* [SET TASK]: Filter the data for lines with the word "text", then copy every line so identified.

* [LISTED ENTRIES]:
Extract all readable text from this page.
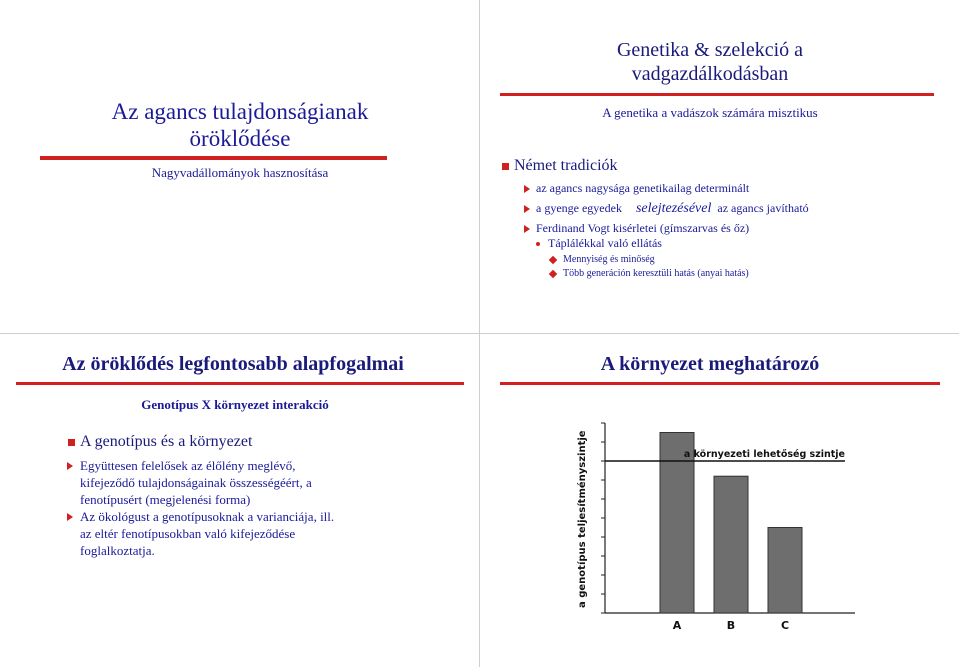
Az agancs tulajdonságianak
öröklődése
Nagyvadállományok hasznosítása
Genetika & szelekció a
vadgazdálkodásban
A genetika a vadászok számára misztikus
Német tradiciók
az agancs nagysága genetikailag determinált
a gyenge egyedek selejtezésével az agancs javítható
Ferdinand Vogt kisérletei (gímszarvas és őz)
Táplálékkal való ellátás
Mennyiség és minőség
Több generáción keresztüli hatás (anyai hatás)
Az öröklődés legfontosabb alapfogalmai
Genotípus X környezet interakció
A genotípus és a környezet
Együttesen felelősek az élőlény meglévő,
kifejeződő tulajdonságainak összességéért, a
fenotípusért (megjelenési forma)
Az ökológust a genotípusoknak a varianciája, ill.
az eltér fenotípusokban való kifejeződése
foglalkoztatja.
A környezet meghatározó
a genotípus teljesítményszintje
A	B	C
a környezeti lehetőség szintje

* * *

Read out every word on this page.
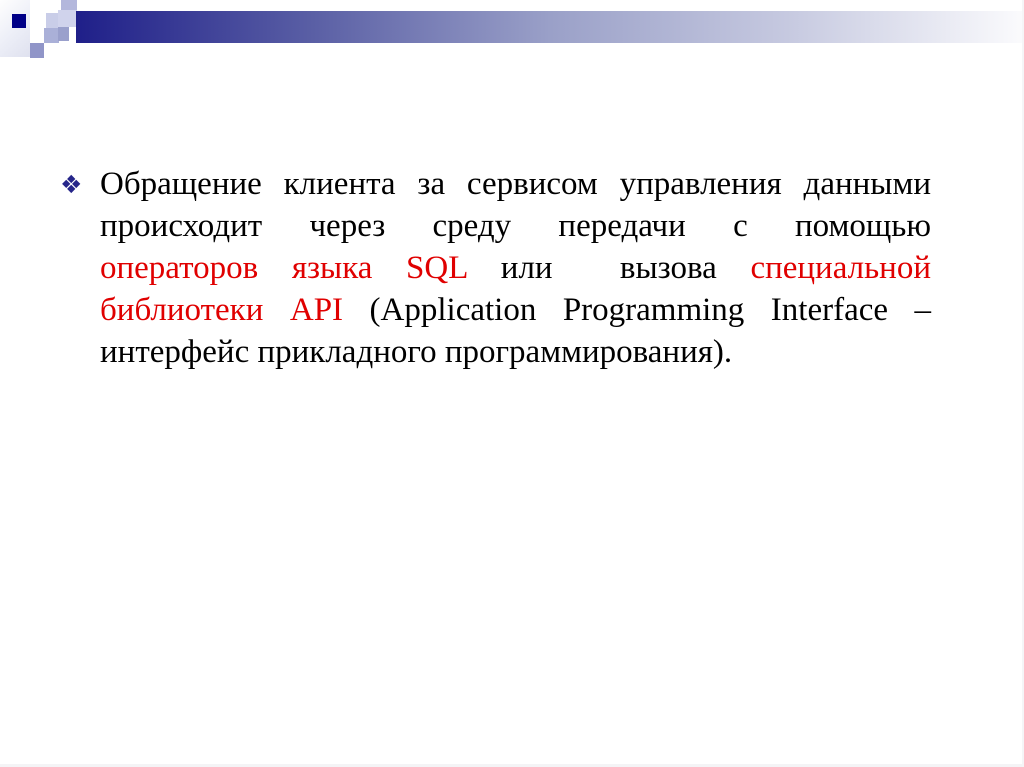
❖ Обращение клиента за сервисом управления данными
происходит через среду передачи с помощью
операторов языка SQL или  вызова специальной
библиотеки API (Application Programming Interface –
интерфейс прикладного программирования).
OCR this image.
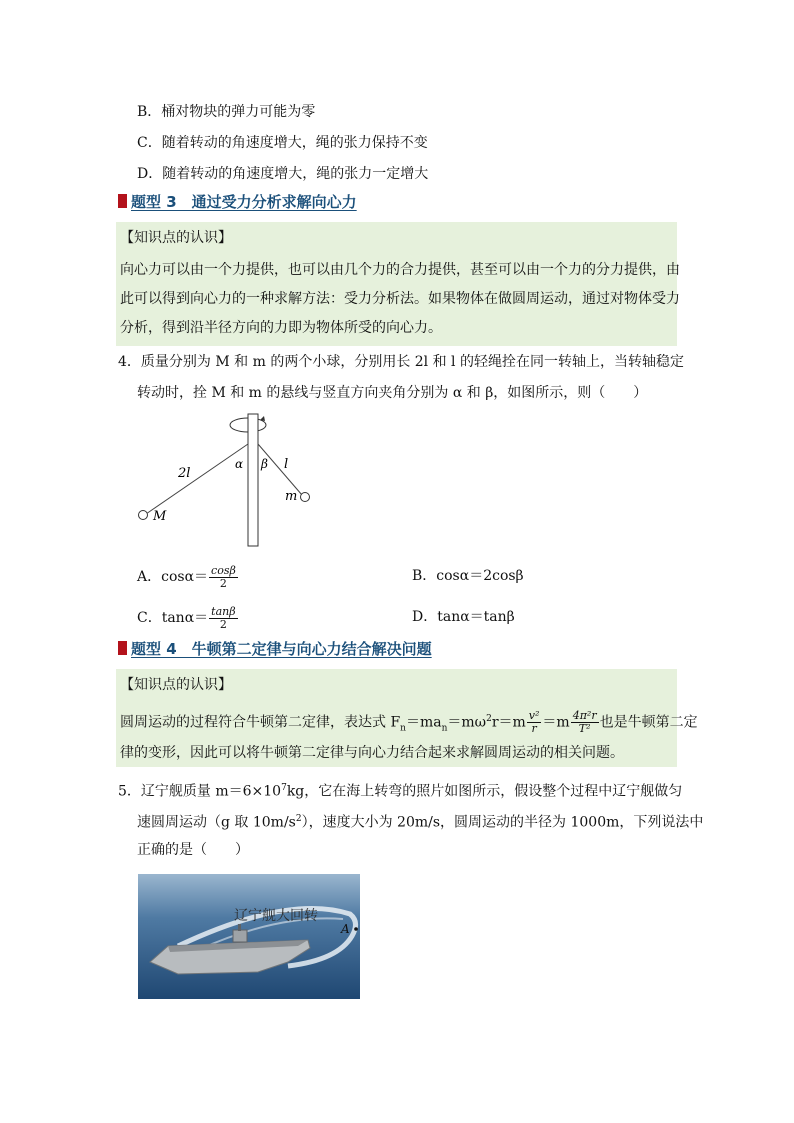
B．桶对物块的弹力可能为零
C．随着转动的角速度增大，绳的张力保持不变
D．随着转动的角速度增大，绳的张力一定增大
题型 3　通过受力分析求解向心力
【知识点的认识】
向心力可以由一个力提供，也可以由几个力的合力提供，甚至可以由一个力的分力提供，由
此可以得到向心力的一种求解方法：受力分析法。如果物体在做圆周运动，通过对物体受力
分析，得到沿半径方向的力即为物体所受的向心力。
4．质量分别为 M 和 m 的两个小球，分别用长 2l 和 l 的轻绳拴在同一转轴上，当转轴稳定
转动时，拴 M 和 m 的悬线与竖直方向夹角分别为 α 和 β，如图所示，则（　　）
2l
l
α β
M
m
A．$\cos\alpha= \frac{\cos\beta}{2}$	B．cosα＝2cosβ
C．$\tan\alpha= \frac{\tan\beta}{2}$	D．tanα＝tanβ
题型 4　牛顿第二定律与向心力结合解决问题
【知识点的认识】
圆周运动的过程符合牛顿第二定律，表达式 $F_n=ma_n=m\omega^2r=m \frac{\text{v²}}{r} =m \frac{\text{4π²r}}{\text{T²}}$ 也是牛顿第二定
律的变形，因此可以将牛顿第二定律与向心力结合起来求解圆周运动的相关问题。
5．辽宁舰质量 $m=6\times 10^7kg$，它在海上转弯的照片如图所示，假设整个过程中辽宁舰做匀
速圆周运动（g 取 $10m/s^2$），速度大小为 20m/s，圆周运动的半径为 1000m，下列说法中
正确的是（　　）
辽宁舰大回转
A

* [SOLUTION FOR THIS EXERCISE]:
Extract all readable text from this page.
圆周运动的过程符合牛顿第二定律，表达式 $F_n=ma_n=m\omega^2r=m \frac{\text{v²}}{r} =m \frac{\text{4π²r}}{\text{T²}}$ 也是牛顿第二定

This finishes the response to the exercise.